TASK OBJECTIVE:
Locate all lines with the word "JSON" and copy them out.

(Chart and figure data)
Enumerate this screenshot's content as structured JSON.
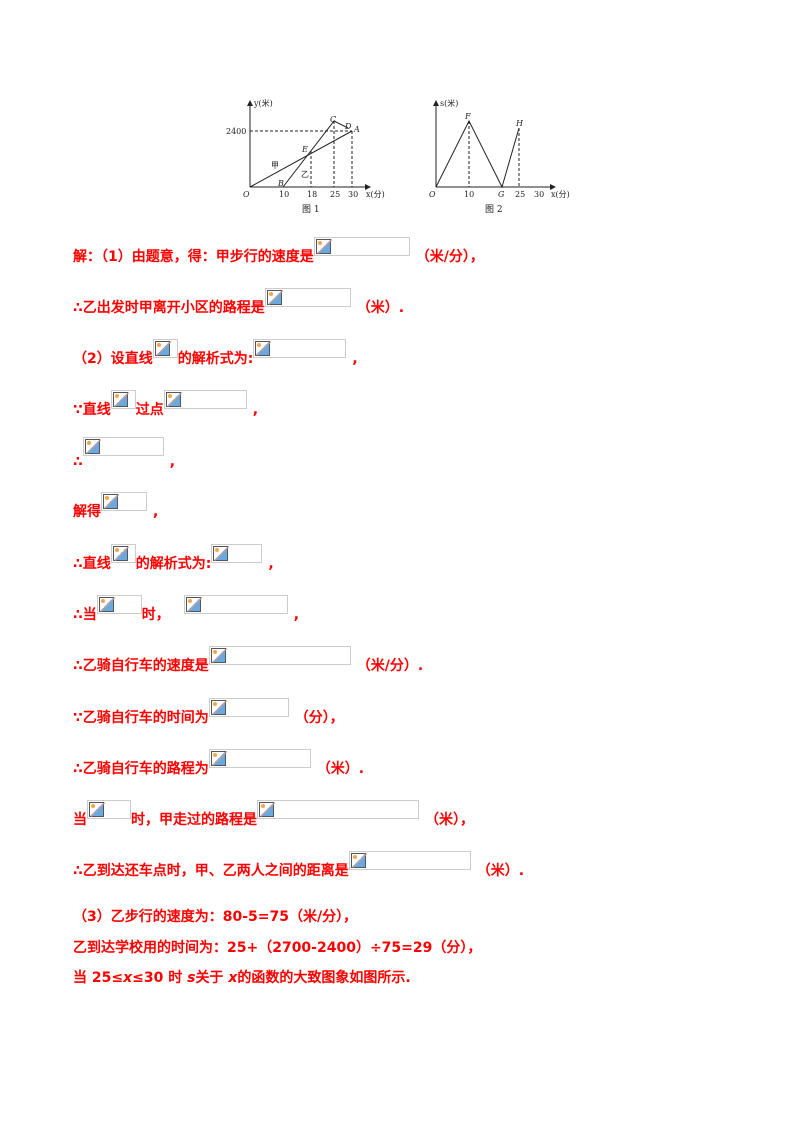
{
  "figures": {
    "fig1": {
      "caption": "图 1",
      "y_axis": "y(米)",
      "x_axis": "x(分)",
      "origin": "O",
      "y_tick": "2400",
      "x_ticks": [
        "10",
        "18",
        "25",
        "30"
      ],
      "points": [
        "C",
        "D",
        "A",
        "E",
        "B"
      ],
      "line_labels": [
        "甲",
        "乙"
      ]
    },
    "fig2": {
      "caption": "图 2",
      "y_axis": "s(米)",
      "x_axis": "x(分)",
      "origin": "O",
      "x_ticks": [
        "10",
        "G",
        "25",
        "30"
      ],
      "points": [
        "F",
        "H"
      ]
    }
  },
  "lines": [
    [
      "解：（1）由题意，得：甲步行的速度是",
      "（米/分），"
    ],
    [
      "∴乙出发时甲离开小区的路程是",
      "（米）."
    ],
    [
      "（2）设直线",
      "的解析式为:",
      ","
    ],
    [
      "∵直线",
      "过点",
      ","
    ],
    [
      "∴",
      ","
    ],
    [
      "解得",
      ","
    ],
    [
      "∴直线",
      "的解析式为:",
      ","
    ],
    [
      "∴当",
      "时，",
      ","
    ],
    [
      "∴乙骑自行车的速度是",
      "（米/分）."
    ],
    [
      "∵乙骑自行车的时间为",
      "（分），"
    ],
    [
      "∴乙骑自行车的路程为",
      "（米）."
    ],
    [
      "当",
      "时，甲走过的路程是",
      "（米），"
    ],
    [
      "∴乙到达还车点时，甲、乙两人之间的距离是",
      "（米）."
    ]
  ],
  "part3": {
    "l1": "（3）乙步行的速度为：80-5=75（米/分），",
    "l2": "乙到达学校用的时间为：25+（2700-2400）÷75=29（分），",
    "l3a": "当 25≤",
    "l3x": "x",
    "l3b": "≤30 时 ",
    "l3s": "s",
    "l3c": "关于 ",
    "l3x2": "x",
    "l3d": "的函数的大致图象如图所示."
  },
  "colors": {
    "text": "#ff0000",
    "figure": "#222222"
  }
}
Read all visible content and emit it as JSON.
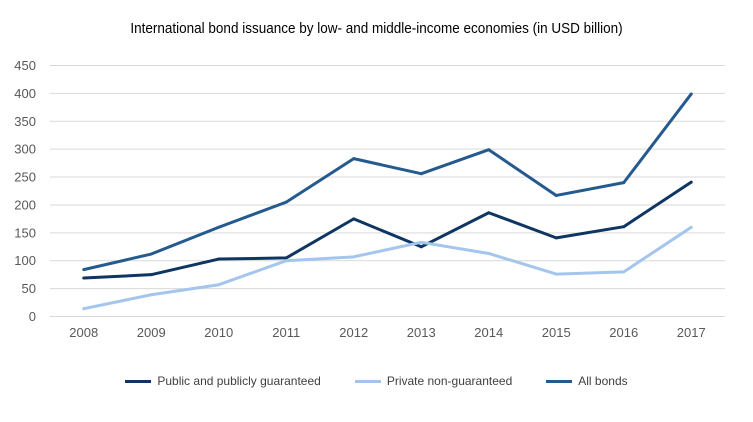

SOLUTION FOR THIS TASK:
Enumerate this screenshot's content as structured JSON.
Read all visible content and emit it as JSON.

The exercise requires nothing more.